- _Text to read_:
Do Brooks’ (2020) Identifying Assumptions Hold in Uganda?

Empirical Stress-Test at River Crossing Points — Mt. Elgon, Uganda

Author

Lucas Sempé · 3ie

Published

February 27, 2026

Summary of findings: In bivariate balance tests, the composite difficulty index (PC1 — now incorporating stream order from the 19 m DEM) shows 0/7 statistically significant associations with baseline economic characteristics — consistent with the null of orthogonality given 7 simultaneous tests at α = 0.05. After conditioning on elevation and distance to Kampala, 0/7 associations remain — full orthogonality after geographic controls. Two additional wealth proxies (Meta RWI and child dependency ratio) extend coverage to household-level corroboration. Note: spatial autocorrelation in balance-test residuals persists after geographic controls, indicating some residual geographic clustering beyond elevation and distance to Kampala. Brooks (2020) already controls for distance-to-town and flood intensity in their balance tests, so their design is empirically defensible.

1 Study Area

The study covers river crossing points in the Mt. Elgon region of eastern Uganda (Mbale and Sironko districts). The Mt. Elgon massif rises to 4,321 m on the Uganda–Kenya border, draining a dense network of rivers that descend through agricultural land to the plains below. Communities on either side of these rivers depend on seasonal fords or informal crossings. This is one of the programme areas where Fika (formerly Bridges to Prosperity) has assessed and built pedestrian suspension bridges.

Figure 1: **Regional overview.** The study area (dashed box) sits in eastern Uganda on the Mt. Elgon massif. Neighbouring countries shown for reference.

Figure 2: Interactive map of the 124 river crossing points. Markers are coloured by waterway type (blue = river, light blue = stream, grey = drain/canal). Click a marker for details. Zoom in to see individual crossing locations.

- _Dataset excerpt_:
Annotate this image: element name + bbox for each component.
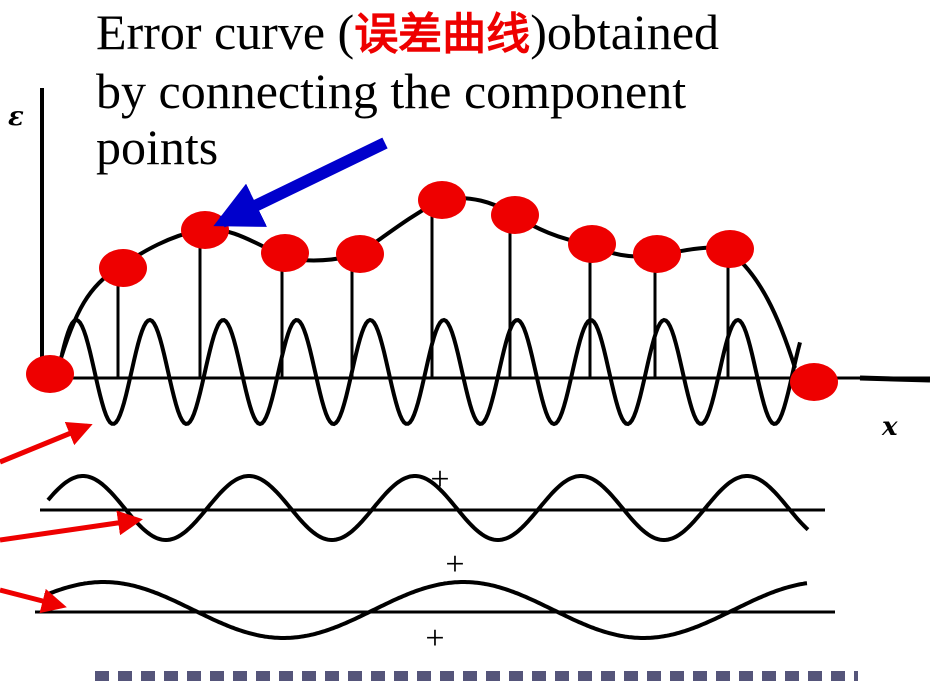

- _Request_:
Rewrite the part of the text on river crossing points in Uganda that opens with the words "The study covers" and closes with "shown for reference.", changing "massif" to "mountain range" wherever it occurs.

- _Exercise result_:
The study covers river crossing points in the Mt. Elgon region of eastern Uganda (Mbale and Sironko districts). The Mt. Elgon mountain range rises to 4,321 m on the Uganda–Kenya border, draining a dense network of rivers that descend through agricultural land to the plains below. Communities on either side of these rivers depend on seasonal fords or informal crossings. This is one of the programme areas where Fika (formerly Bridges to Prosperity) has assessed and built pedestrian suspension bridges.

Figure 1: **Regional overview.** The study area (dashed box) sits in eastern Uganda on the Mt. Elgon mountain range. Neighbouring countries shown for reference.